Copy out each line below exactly as it appears.

**Data listing**

::::::

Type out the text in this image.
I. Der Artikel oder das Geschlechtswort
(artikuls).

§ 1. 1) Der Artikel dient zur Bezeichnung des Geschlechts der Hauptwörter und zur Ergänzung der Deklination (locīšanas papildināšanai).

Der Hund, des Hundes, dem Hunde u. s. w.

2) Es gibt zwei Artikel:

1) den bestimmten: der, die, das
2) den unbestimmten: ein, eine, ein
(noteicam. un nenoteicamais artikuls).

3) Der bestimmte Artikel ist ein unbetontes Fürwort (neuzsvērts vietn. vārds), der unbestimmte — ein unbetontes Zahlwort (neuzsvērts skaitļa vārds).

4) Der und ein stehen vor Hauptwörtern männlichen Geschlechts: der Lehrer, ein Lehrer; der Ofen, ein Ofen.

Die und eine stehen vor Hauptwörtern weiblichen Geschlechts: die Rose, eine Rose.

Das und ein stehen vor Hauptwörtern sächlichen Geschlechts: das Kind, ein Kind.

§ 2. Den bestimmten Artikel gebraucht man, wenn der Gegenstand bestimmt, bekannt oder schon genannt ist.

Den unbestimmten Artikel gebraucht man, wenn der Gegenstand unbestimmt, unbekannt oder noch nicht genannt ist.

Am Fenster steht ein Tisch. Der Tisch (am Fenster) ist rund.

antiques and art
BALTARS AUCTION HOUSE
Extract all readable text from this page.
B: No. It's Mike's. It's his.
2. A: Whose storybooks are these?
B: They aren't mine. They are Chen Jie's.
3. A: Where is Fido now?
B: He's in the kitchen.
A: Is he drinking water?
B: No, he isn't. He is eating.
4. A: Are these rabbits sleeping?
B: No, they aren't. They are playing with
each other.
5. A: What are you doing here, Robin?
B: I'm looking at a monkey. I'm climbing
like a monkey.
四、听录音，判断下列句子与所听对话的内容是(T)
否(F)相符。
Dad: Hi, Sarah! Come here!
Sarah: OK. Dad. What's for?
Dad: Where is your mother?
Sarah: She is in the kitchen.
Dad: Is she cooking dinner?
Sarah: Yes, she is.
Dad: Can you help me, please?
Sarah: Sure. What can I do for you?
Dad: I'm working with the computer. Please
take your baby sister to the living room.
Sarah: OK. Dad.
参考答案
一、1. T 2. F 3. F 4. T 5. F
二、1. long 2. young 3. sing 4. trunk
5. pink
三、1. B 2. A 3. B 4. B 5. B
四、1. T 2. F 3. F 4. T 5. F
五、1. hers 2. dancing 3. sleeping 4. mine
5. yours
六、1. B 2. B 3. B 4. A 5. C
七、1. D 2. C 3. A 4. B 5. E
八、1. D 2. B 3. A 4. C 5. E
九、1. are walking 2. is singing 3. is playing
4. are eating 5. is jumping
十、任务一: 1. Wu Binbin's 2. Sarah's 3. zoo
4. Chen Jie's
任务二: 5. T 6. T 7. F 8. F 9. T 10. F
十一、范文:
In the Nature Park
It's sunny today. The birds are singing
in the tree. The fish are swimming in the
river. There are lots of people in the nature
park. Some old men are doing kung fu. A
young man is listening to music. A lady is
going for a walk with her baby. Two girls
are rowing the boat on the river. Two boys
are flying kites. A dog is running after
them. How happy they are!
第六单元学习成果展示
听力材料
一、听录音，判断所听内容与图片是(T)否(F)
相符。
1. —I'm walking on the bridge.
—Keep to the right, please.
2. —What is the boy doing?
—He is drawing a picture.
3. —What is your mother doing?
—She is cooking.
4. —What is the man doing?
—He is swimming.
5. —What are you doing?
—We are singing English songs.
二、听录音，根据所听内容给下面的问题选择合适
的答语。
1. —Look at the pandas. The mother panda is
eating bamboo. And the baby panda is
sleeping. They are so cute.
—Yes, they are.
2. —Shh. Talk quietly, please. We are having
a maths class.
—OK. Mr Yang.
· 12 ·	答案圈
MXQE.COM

::::::

**RESULT**
Type out the text in this image.
I. Der Artikel oder das Geschlechtswort
(artikuls).

§ 1. 1) Der Artikel dient zur Bezeichnung des Geschlechts der Hauptwörter und zur Ergänzung der Deklination (locīšanas papildināšanai).

Der Hund, des Hundes, dem Hunde u. s. w.

2) Es gibt zwei Artikel:

1) den bestimmten: der, die, das
2) den unbestimmten: ein, eine, ein
(noteicam. un nenoteicamais artikuls).

3) Der bestimmte Artikel ist ein unbetontes Fürwort (neuzsvērts vietn. vārds), der unbestimmte — ein unbetontes Zahlwort (neuzsvērts skaitļa vārds).

4) Der und ein stehen vor Hauptwörtern männlichen Geschlechts: der Lehrer, ein Lehrer; der Ofen, ein Ofen.

Die und eine stehen vor Hauptwörtern weiblichen Geschlechts: die Rose, eine Rose.

Das und ein stehen vor Hauptwörtern sächlichen Geschlechts: das Kind, ein Kind.

§ 2. Den bestimmten Artikel gebraucht man, wenn der Gegenstand bestimmt, bekannt oder schon genannt ist.

Den unbestimmten Artikel gebraucht man, wenn der Gegenstand unbestimmt, unbekannt oder noch nicht genannt ist.

Am Fenster steht ein Tisch. Der Tisch (am Fenster) ist rund.

antiques and art
BALTARS AUCTION HOUSE
Extract all readable text from this page.
B: No. It's Mike's. It's his.
2. A: Whose storybooks are these?
B: They aren't mine. They are Chen Jie's.
3. A: Where is Fido now?
B: He's in the kitchen.
A: Is he drinking water?
B: No, he isn't. He is eating.
4. A: Are these rabbits sleeping?
B: No, they aren't. They are playing with
each other.
5. A: What are you doing here, Robin?
B: I'm looking at a monkey. I'm climbing
like a monkey.
四、听录音，判断下列句子与所听对话的内容是(T)
否(F)相符。
Dad: Hi, Sarah! Come here!
Sarah: OK. Dad. What's for?
Dad: Where is your mother?
Sarah: She is in the kitchen.
Dad: Is she cooking dinner?
Sarah: Yes, she is.
Dad: Can you help me, please?
Sarah: Sure. What can I do for you?
Dad: I'm working with the computer. Please
take your baby sister to the living room.
Sarah: OK. Dad.
参考答案
一、1. T 2. F 3. F 4. T 5. F
二、1. long 2. young 3. sing 4. trunk
5. pink
三、1. B 2. A 3. B 4. B 5. B
四、1. T 2. F 3. F 4. T 5. F
五、1. hers 2. dancing 3. sleeping 4. mine
5. yours
六、1. B 2. B 3. B 4. A 5. C
七、1. D 2. C 3. A 4. B 5. E
八、1. D 2. B 3. A 4. C 5. E
九、1. are walking 2. is singing 3. is playing
4. are eating 5. is jumping
十、任务一: 1. Wu Binbin's 2. Sarah's 3. zoo
4. Chen Jie's
任务二: 5. T 6. T 7. F 8. F 9. T 10. F
十一、范文:
In the Nature Park
It's sunny today. The birds are singing
in the tree. The fish are swimming in the
river. There are lots of people in the nature
park. Some old men are doing kung fu. A
young man is listening to music. A lady is
going for a walk with her baby. Two girls
are rowing the boat on the river. Two boys
are flying kites. A dog is running after
them. How happy they are!
第六单元学习成果展示
听力材料
一、听录音，判断所听内容与图片是(T)否(F)
相符。
1. —I'm walking on the bridge.
—Keep to the right, please.
2. —What is the boy doing?
—He is drawing a picture.
3. —What is your mother doing?
—She is cooking.
4. —What is the man doing?
—He is swimming.
5. —What are you doing?
—We are singing English songs.
二、听录音，根据所听内容给下面的问题选择合适
的答语。
1. —Look at the pandas. The mother panda is
eating bamboo. And the baby panda is
sleeping. They are so cute.
—Yes, they are.
2. —Shh. Talk quietly, please. We are having
a maths class.
—OK. Mr Yang.
· 12 ·	答案圈
MXQE.COM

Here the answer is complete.